А что было в Ираке до Хусейна? [ Редагувати ]

Немецкий политолог и историк, эксперт по проблемам Среднего востока и директор института изучения азиатской культуры при берлинском университете Гумбольдта Петер Хайне рассказывает в интервью корреспонденту газеты "DIE WELT" о новейшей истории Ирака и о режиме Саддама Хусейна.
DIE WELT: В случае свержения Саддама Хусейна американцами, каким по счету будет этот государственный переворот в Ираке?
Петер Хайне: Трудно назвать точное число - их было слишком много.
DIE WELT: Интересно в общих чертах узнать, что же произошло в Ираке после падения Османской Империи.
Хайне: Сперва было британское военное правительство, против которого в 1920/21 годах поднялось народное восстание, которое привело к установлению монархии. Во времена монархии военные постоянно совершали попытки взять страну под контроль, но свергать поддерживаемого британцами монарха не спешили. Своего апогея это противостояние достигло во время иракско-британской войны 1941 года, когда националисты восстали против британцев, что привело к временному изгнанию королевской семьи. Конец монархии пришел в 1958 году, после очередного переворота.

::::

▸ Задание:
Перепечатайте полностью приведённый выше текст об истории Ирака, не меняя в нём ни одного знака.

▸ Перечень строк:

::::

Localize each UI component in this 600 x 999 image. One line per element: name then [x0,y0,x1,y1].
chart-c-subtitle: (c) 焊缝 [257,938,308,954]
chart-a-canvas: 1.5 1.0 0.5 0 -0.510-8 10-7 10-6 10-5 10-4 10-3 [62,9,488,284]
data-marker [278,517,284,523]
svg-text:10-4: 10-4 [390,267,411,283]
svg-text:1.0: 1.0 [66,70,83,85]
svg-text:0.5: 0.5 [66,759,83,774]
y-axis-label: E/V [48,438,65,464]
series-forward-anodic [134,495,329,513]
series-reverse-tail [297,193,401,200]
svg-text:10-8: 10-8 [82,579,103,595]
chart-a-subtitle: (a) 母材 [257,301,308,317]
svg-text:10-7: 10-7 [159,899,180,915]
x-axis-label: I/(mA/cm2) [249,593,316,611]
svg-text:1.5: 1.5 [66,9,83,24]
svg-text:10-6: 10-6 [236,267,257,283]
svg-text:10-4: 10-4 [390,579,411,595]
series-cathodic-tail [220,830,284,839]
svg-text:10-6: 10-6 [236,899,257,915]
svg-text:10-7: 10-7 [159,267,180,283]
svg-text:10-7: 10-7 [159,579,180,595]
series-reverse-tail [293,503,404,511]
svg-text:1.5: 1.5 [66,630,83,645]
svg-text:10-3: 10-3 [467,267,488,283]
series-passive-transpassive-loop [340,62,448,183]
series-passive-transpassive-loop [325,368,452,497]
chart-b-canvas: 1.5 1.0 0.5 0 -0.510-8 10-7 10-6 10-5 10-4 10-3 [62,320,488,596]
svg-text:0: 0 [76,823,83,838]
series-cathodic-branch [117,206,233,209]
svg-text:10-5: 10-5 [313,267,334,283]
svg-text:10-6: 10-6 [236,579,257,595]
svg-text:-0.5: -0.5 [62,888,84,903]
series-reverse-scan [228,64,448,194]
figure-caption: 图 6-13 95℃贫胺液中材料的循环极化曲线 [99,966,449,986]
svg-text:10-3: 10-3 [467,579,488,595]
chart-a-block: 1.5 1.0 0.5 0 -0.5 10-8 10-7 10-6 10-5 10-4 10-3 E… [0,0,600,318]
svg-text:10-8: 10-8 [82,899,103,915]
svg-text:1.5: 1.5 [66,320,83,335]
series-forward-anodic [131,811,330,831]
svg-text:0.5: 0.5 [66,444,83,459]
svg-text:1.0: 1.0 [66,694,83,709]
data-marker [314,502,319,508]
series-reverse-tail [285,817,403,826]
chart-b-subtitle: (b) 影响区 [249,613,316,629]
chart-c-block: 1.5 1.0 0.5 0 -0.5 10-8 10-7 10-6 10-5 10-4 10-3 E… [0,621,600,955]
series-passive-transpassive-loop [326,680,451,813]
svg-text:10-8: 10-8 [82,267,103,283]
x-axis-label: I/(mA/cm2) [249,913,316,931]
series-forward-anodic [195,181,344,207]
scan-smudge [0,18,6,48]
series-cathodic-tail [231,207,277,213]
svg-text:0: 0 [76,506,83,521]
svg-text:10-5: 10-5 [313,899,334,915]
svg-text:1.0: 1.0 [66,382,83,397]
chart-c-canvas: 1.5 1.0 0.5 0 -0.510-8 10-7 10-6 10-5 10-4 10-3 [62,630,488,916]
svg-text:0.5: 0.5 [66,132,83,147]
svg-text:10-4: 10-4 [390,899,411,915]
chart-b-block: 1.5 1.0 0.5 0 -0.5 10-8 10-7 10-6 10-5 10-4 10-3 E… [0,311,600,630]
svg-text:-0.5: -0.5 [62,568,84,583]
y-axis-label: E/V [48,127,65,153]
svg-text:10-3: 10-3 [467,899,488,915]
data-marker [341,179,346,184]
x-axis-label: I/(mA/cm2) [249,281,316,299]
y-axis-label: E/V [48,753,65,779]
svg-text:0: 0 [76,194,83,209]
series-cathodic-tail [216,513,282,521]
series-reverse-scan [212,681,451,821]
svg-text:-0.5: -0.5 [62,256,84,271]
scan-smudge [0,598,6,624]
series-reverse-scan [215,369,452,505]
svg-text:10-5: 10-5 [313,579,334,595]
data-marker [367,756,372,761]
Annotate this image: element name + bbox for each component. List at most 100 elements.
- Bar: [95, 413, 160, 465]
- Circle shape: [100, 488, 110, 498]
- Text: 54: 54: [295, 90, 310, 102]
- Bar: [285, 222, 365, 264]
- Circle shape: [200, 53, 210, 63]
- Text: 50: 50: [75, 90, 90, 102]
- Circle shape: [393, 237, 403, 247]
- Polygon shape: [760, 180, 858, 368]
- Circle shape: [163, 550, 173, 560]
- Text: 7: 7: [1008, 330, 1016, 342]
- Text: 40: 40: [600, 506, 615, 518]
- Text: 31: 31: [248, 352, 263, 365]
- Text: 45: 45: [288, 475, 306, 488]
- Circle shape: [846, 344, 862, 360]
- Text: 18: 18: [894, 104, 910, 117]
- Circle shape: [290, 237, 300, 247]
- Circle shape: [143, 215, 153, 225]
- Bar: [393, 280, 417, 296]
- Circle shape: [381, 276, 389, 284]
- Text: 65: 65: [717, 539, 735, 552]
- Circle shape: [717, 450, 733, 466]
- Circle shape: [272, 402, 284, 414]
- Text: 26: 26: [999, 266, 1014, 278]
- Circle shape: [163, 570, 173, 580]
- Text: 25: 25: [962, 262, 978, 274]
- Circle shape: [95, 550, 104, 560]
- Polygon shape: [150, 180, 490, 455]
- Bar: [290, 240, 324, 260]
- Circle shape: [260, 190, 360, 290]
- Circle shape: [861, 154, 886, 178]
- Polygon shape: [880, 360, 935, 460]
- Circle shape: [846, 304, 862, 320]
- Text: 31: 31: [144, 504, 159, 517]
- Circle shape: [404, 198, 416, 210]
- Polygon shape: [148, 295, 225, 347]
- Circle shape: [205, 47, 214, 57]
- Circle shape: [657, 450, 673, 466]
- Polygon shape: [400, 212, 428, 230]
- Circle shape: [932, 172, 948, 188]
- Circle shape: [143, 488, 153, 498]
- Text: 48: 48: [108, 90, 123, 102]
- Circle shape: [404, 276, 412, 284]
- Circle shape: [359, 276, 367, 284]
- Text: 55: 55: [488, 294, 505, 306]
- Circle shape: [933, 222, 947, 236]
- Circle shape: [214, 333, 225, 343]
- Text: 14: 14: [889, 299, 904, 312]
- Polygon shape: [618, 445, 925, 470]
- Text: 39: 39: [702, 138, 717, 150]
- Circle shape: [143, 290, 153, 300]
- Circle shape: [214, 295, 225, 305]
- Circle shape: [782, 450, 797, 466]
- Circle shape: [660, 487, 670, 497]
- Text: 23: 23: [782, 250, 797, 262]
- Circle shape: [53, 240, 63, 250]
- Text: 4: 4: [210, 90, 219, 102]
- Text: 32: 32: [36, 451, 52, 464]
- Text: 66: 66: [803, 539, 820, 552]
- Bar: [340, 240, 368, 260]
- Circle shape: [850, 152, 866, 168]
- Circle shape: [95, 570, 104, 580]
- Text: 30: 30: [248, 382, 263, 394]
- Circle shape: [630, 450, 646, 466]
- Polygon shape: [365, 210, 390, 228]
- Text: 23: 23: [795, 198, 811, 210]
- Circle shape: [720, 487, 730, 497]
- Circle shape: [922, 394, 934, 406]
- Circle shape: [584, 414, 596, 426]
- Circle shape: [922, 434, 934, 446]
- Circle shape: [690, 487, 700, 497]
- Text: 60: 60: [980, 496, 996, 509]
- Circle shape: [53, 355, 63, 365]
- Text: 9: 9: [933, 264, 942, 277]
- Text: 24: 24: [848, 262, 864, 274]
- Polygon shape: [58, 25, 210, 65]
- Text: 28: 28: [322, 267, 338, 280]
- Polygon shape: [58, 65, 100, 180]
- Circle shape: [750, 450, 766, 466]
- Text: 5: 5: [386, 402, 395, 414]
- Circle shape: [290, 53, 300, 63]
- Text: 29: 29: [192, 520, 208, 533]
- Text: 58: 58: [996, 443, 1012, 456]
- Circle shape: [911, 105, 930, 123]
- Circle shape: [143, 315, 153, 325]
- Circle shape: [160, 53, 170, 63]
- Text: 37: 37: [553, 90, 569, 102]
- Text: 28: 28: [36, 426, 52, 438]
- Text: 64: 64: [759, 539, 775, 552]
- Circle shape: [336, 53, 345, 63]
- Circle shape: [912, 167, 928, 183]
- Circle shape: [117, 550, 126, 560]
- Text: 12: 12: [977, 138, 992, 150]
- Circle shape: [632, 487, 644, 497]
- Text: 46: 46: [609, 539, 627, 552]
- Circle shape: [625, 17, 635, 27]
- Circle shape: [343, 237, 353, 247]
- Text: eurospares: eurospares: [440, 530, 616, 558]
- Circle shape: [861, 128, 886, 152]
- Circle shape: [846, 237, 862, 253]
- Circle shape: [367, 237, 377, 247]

::::

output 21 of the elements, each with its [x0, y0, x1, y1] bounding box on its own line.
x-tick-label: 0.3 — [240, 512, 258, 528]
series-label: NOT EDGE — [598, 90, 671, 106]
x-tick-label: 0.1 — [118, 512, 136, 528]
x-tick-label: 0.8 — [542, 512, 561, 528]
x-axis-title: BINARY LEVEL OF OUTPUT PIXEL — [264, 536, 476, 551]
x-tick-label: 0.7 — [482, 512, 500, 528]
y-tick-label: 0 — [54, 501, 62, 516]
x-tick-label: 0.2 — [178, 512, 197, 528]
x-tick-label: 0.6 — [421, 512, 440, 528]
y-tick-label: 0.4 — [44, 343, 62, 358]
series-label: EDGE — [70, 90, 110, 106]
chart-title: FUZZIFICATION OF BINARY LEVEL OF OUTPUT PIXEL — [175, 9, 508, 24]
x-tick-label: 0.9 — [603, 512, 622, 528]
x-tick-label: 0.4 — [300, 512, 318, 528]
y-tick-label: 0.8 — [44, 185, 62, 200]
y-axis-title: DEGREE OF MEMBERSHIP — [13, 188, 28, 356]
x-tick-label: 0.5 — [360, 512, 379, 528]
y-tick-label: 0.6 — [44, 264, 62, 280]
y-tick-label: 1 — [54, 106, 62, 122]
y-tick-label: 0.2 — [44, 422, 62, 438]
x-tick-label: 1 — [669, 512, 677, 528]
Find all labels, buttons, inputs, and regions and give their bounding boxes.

::::

▸ Ответ к заданию:
А что было в Ираке до Хусейна? [ Редагувати ]

Немецкий политолог и историк, эксперт по проблемам Среднего востока и директор института изучения азиатской культуры при берлинском университете Гумбольдта Петер Хайне рассказывает в интервью корреспонденту газеты "DIE WELT" о новейшей истории Ирака и о режиме Саддама Хусейна.
DIE WELT: В случае свержения Саддама Хусейна американцами, каким по счету будет этот государственный переворот в Ираке?
Петер Хайне: Трудно назвать точное число - их было слишком много.
DIE WELT: Интересно в общих чертах узнать, что же произошло в Ираке после падения Османской Империи.
Хайне: Сперва было британское военное правительство, против которого в 1920/21 годах поднялось народное восстание, которое привело к установлению монархии. Во времена монархии военные постоянно совершали попытки взять страну под контроль, но свергать поддерживаемого британцами монарха не спешили. Своего апогея это противостояние достигло во время иракско-британской войны 1941 года, когда националисты восстали против британцев, что привело к временному изгнанию королевской семьи. Конец монархии пришел в 1958 году, после очередного переворота.